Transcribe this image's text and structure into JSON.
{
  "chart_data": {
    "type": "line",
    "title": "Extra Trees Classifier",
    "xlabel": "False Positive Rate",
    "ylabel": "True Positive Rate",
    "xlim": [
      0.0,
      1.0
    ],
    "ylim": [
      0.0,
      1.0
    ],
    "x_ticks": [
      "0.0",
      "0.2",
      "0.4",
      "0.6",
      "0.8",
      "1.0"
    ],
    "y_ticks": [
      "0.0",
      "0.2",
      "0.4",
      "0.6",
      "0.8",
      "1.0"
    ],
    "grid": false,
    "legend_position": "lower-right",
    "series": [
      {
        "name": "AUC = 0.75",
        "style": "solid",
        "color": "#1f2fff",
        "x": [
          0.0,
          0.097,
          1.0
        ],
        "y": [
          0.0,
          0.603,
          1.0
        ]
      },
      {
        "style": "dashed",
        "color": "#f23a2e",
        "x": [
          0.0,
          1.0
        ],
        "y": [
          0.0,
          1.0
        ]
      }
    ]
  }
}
------------------------------------------------------------------------
Make an exact copy of the data above.

**SOLUTION FOR THIS EXERCISE:**
Transcribe this image's text and structure into JSON.
{
  "chart_data": {
    "type": "line",
    "title": "Extra Trees Classifier",
    "xlabel": "False Positive Rate",
    "ylabel": "True Positive Rate",
    "xlim": [
      0.0,
      1.0
    ],
    "ylim": [
      0.0,
      1.0
    ],
    "x_ticks": [
      "0.0",
      "0.2",
      "0.4",
      "0.6",
      "0.8",
      "1.0"
    ],
    "y_ticks": [
      "0.0",
      "0.2",
      "0.4",
      "0.6",
      "0.8",
      "1.0"
    ],
    "grid": false,
    "legend_position": "lower-right",
    "series": [
      {
        "name": "AUC = 0.75",
        "style": "solid",
        "color": "#1f2fff",
        "x": [
          0.0,
          0.097,
          1.0
        ],
        "y": [
          0.0,
          0.603,
          1.0
        ]
      },
      {
        "style": "dashed",
        "color": "#f23a2e",
        "x": [
          0.0,
          1.0
        ],
        "y": [
          0.0,
          1.0
        ]
      }
    ]
  }
}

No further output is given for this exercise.